Stored data:
━━━━━━━━━━━━━━━━

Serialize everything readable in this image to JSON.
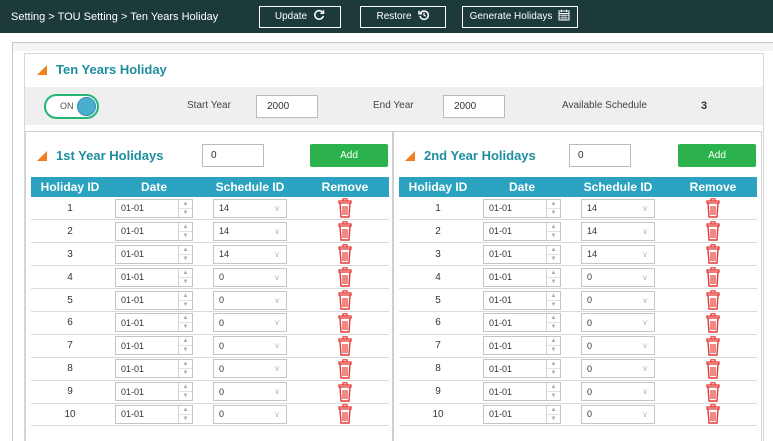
{
  "topbar": {
    "breadcrumb": "Setting > TOU Setting > Ten Years Holiday",
    "update_label": "Update",
    "restore_label": "Restore",
    "generate_label": "Generate Holidays"
  },
  "ten_years": {
    "title": "Ten Years Holiday",
    "toggle_label": "ON",
    "toggle_on": true,
    "start_year_label": "Start Year",
    "start_year_value": "2000",
    "end_year_label": "End Year",
    "end_year_value": "2000",
    "available_label": "Available Schedule",
    "available_value": "3"
  },
  "panels": [
    {
      "title": "1st Year Holidays",
      "count_value": "0",
      "add_label": "Add",
      "columns": [
        "Holiday ID",
        "Date",
        "Schedule ID",
        "Remove"
      ],
      "rows": [
        {
          "id": "1",
          "date": "01-01",
          "schedule": "14"
        },
        {
          "id": "2",
          "date": "01-01",
          "schedule": "14"
        },
        {
          "id": "3",
          "date": "01-01",
          "schedule": "14"
        },
        {
          "id": "4",
          "date": "01-01",
          "schedule": "0"
        },
        {
          "id": "5",
          "date": "01-01",
          "schedule": "0"
        },
        {
          "id": "6",
          "date": "01-01",
          "schedule": "0"
        },
        {
          "id": "7",
          "date": "01-01",
          "schedule": "0"
        },
        {
          "id": "8",
          "date": "01-01",
          "schedule": "0"
        },
        {
          "id": "9",
          "date": "01-01",
          "schedule": "0"
        },
        {
          "id": "10",
          "date": "01-01",
          "schedule": "0"
        }
      ]
    },
    {
      "title": "2nd Year Holidays",
      "count_value": "0",
      "add_label": "Add",
      "columns": [
        "Holiday ID",
        "Date",
        "Schedule ID",
        "Remove"
      ],
      "rows": [
        {
          "id": "1",
          "date": "01-01",
          "schedule": "14"
        },
        {
          "id": "2",
          "date": "01-01",
          "schedule": "14"
        },
        {
          "id": "3",
          "date": "01-01",
          "schedule": "14"
        },
        {
          "id": "4",
          "date": "01-01",
          "schedule": "0"
        },
        {
          "id": "5",
          "date": "01-01",
          "schedule": "0"
        },
        {
          "id": "6",
          "date": "01-01",
          "schedule": "0"
        },
        {
          "id": "7",
          "date": "01-01",
          "schedule": "0"
        },
        {
          "id": "8",
          "date": "01-01",
          "schedule": "0"
        },
        {
          "id": "9",
          "date": "01-01",
          "schedule": "0"
        },
        {
          "id": "10",
          "date": "01-01",
          "schedule": "0"
        }
      ]
    }
  ],
  "icons": {
    "update": "refresh-icon",
    "restore": "restore-history-icon",
    "generate": "calendar-icon",
    "remove": "trash-icon",
    "section": "orange-triangle-icon"
  },
  "colors": {
    "topbar_bg": "#1d3a3a",
    "accent_title": "#1e8e9e",
    "table_header": "#2ba2bf",
    "add_button": "#2bb24c",
    "trash": "#e53935",
    "triangle": "#f08020",
    "toggle_border": "#22b573"
  }
}
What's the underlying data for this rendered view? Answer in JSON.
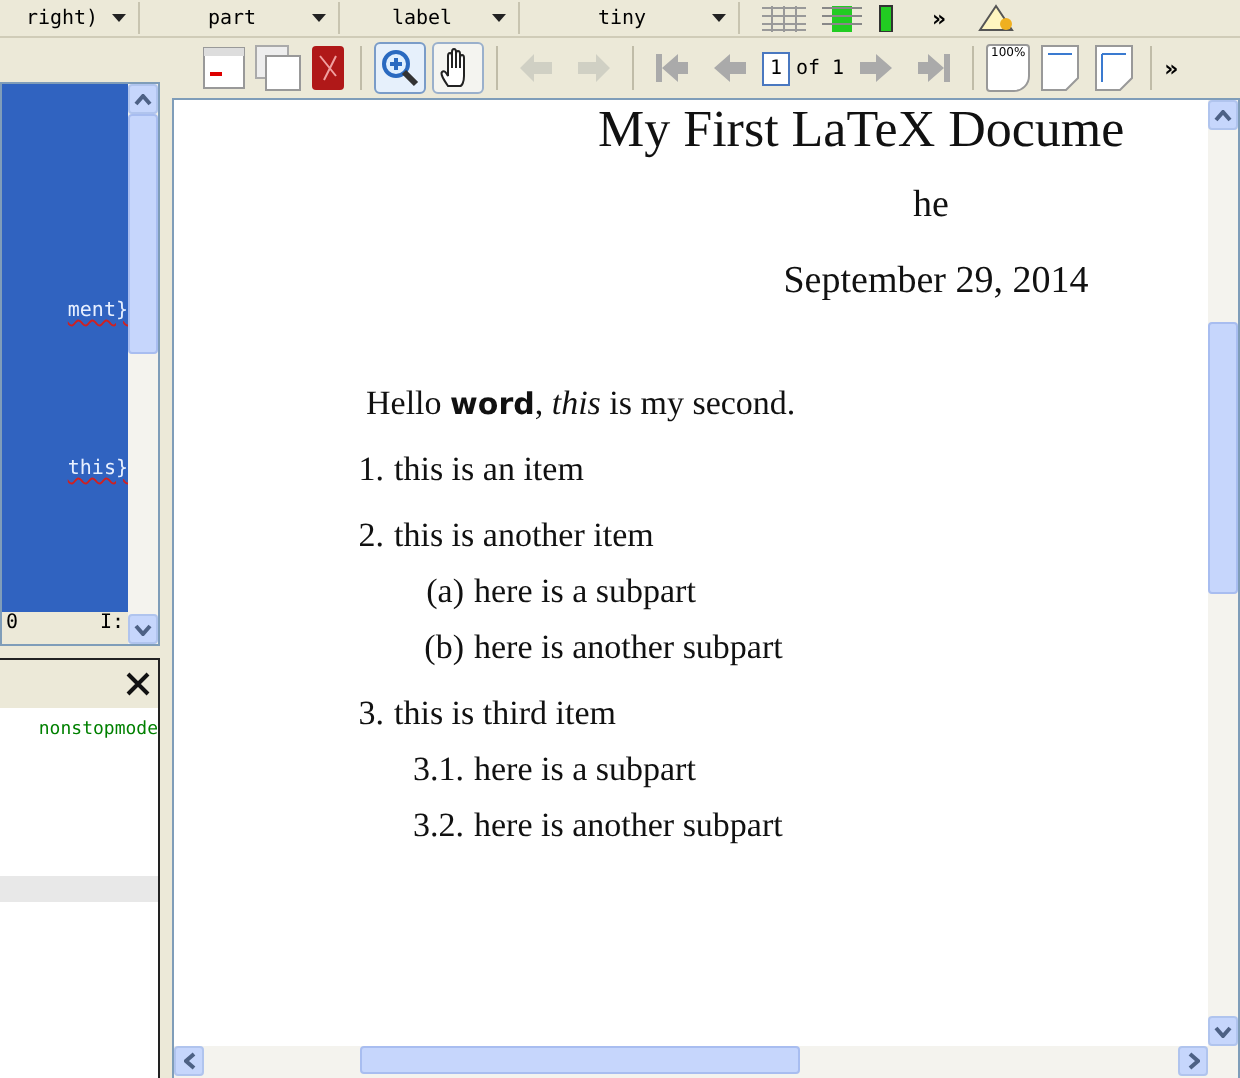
{
  "top_toolbar": {
    "dropdowns": [
      "right)",
      "part",
      "label",
      "tiny"
    ],
    "overflow": "»"
  },
  "pdf_toolbar": {
    "tools": [
      {
        "kind": "zoom",
        "selected": true
      },
      {
        "kind": "hand",
        "selected": false
      }
    ],
    "nav": [
      {
        "kind": "back",
        "disabled": true
      },
      {
        "kind": "forward",
        "disabled": true
      },
      {
        "kind": "first",
        "disabled": true
      },
      {
        "kind": "prev",
        "disabled": true
      }
    ],
    "page": "1",
    "page_total": "of 1",
    "nav_after": [
      {
        "kind": "next",
        "disabled": true
      },
      {
        "kind": "last",
        "disabled": true
      }
    ],
    "zoom_label": "100%",
    "overflow": "»"
  },
  "editor": {
    "lines": [
      {
        "text": "ment}"
      },
      {
        "text": "this}"
      }
    ],
    "status": [
      "0",
      "I:"
    ]
  },
  "log": {
    "lines": [
      "nonstopmode"
    ]
  },
  "document": {
    "title": "My First LaTeX Docume",
    "author": "he",
    "date": "September 29, 2014",
    "paragraph": "Hello **word**, *this* is my second.",
    "items": [
      {
        "label": "1.",
        "text": "this is an item"
      },
      {
        "label": "2.",
        "text": "this is another item",
        "children": [
          {
            "label": "(a)",
            "text": "here is a subpart"
          },
          {
            "label": "(b)",
            "text": "here is another subpart"
          }
        ]
      },
      {
        "label": "3.",
        "text": "this is third item",
        "children": [
          {
            "label": "3.1.",
            "text": "here is a subpart"
          },
          {
            "label": "3.2.",
            "text": "here is another subpart"
          }
        ]
      }
    ]
  }
}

━━━━━━━━━━━━━━━━

▸ TO DO: Every entry above is to be set down exactly; the pictures are to be left out.

▸ TASK SOLUTION:
Serialize everything readable in this image to JSON.
{
  "topbar": {
    "breadcrumb": "Setting > TOU Setting > Ten Years Holiday",
    "update_label": "Update",
    "restore_label": "Restore",
    "generate_label": "Generate Holidays"
  },
  "ten_years": {
    "title": "Ten Years Holiday",
    "toggle_label": "ON",
    "toggle_on": true,
    "start_year_label": "Start Year",
    "start_year_value": "2000",
    "end_year_label": "End Year",
    "end_year_value": "2000",
    "available_label": "Available Schedule",
    "available_value": "3"
  },
  "panels": [
    {
      "title": "1st Year Holidays",
      "count_value": "0",
      "add_label": "Add",
      "columns": [
        "Holiday ID",
        "Date",
        "Schedule ID",
        "Remove"
      ],
      "rows": [
        {
          "id": "1",
          "date": "01-01",
          "schedule": "14"
        },
        {
          "id": "2",
          "date": "01-01",
          "schedule": "14"
        },
        {
          "id": "3",
          "date": "01-01",
          "schedule": "14"
        },
        {
          "id": "4",
          "date": "01-01",
          "schedule": "0"
        },
        {
          "id": "5",
          "date": "01-01",
          "schedule": "0"
        },
        {
          "id": "6",
          "date": "01-01",
          "schedule": "0"
        },
        {
          "id": "7",
          "date": "01-01",
          "schedule": "0"
        },
        {
          "id": "8",
          "date": "01-01",
          "schedule": "0"
        },
        {
          "id": "9",
          "date": "01-01",
          "schedule": "0"
        },
        {
          "id": "10",
          "date": "01-01",
          "schedule": "0"
        }
      ]
    },
    {
      "title": "2nd Year Holidays",
      "count_value": "0",
      "add_label": "Add",
      "columns": [
        "Holiday ID",
        "Date",
        "Schedule ID",
        "Remove"
      ],
      "rows": [
        {
          "id": "1",
          "date": "01-01",
          "schedule": "14"
        },
        {
          "id": "2",
          "date": "01-01",
          "schedule": "14"
        },
        {
          "id": "3",
          "date": "01-01",
          "schedule": "14"
        },
        {
          "id": "4",
          "date": "01-01",
          "schedule": "0"
        },
        {
          "id": "5",
          "date": "01-01",
          "schedule": "0"
        },
        {
          "id": "6",
          "date": "01-01",
          "schedule": "0"
        },
        {
          "id": "7",
          "date": "01-01",
          "schedule": "0"
        },
        {
          "id": "8",
          "date": "01-01",
          "schedule": "0"
        },
        {
          "id": "9",
          "date": "01-01",
          "schedule": "0"
        },
        {
          "id": "10",
          "date": "01-01",
          "schedule": "0"
        }
      ]
    }
  ],
  "icons": {
    "update": "refresh-icon",
    "restore": "restore-history-icon",
    "generate": "calendar-icon",
    "remove": "trash-icon",
    "section": "orange-triangle-icon"
  },
  "colors": {
    "topbar_bg": "#1d3a3a",
    "accent_title": "#1e8e9e",
    "table_header": "#2ba2bf",
    "add_button": "#2bb24c",
    "trash": "#e53935",
    "triangle": "#f08020",
    "toggle_border": "#22b573"
  }
}
What's the underlying data for this rendered view? Answer in JSON.
{
  "top_toolbar": {
    "dropdowns": [
      "right)",
      "part",
      "label",
      "tiny"
    ],
    "overflow": "»"
  },
  "pdf_toolbar": {
    "tools": [
      {
        "kind": "zoom",
        "selected": true
      },
      {
        "kind": "hand",
        "selected": false
      }
    ],
    "nav": [
      {
        "kind": "back",
        "disabled": true
      },
      {
        "kind": "forward",
        "disabled": true
      },
      {
        "kind": "first",
        "disabled": true
      },
      {
        "kind": "prev",
        "disabled": true
      }
    ],
    "page": "1",
    "page_total": "of 1",
    "nav_after": [
      {
        "kind": "next",
        "disabled": true
      },
      {
        "kind": "last",
        "disabled": true
      }
    ],
    "zoom_label": "100%",
    "overflow": "»"
  },
  "editor": {
    "lines": [
      {
        "text": "ment}"
      },
      {
        "text": "this}"
      }
    ],
    "status": [
      "0",
      "I:"
    ]
  },
  "log": {
    "lines": [
      "nonstopmode"
    ]
  },
  "document": {
    "title": "My First LaTeX Docume",
    "author": "he",
    "date": "September 29, 2014",
    "paragraph": "Hello **word**, *this* is my second.",
    "items": [
      {
        "label": "1.",
        "text": "this is an item"
      },
      {
        "label": "2.",
        "text": "this is another item",
        "children": [
          {
            "label": "(a)",
            "text": "here is a subpart"
          },
          {
            "label": "(b)",
            "text": "here is another subpart"
          }
        ]
      },
      {
        "label": "3.",
        "text": "this is third item",
        "children": [
          {
            "label": "3.1.",
            "text": "here is a subpart"
          },
          {
            "label": "3.2.",
            "text": "here is another subpart"
          }
        ]
      }
    ]
  }
}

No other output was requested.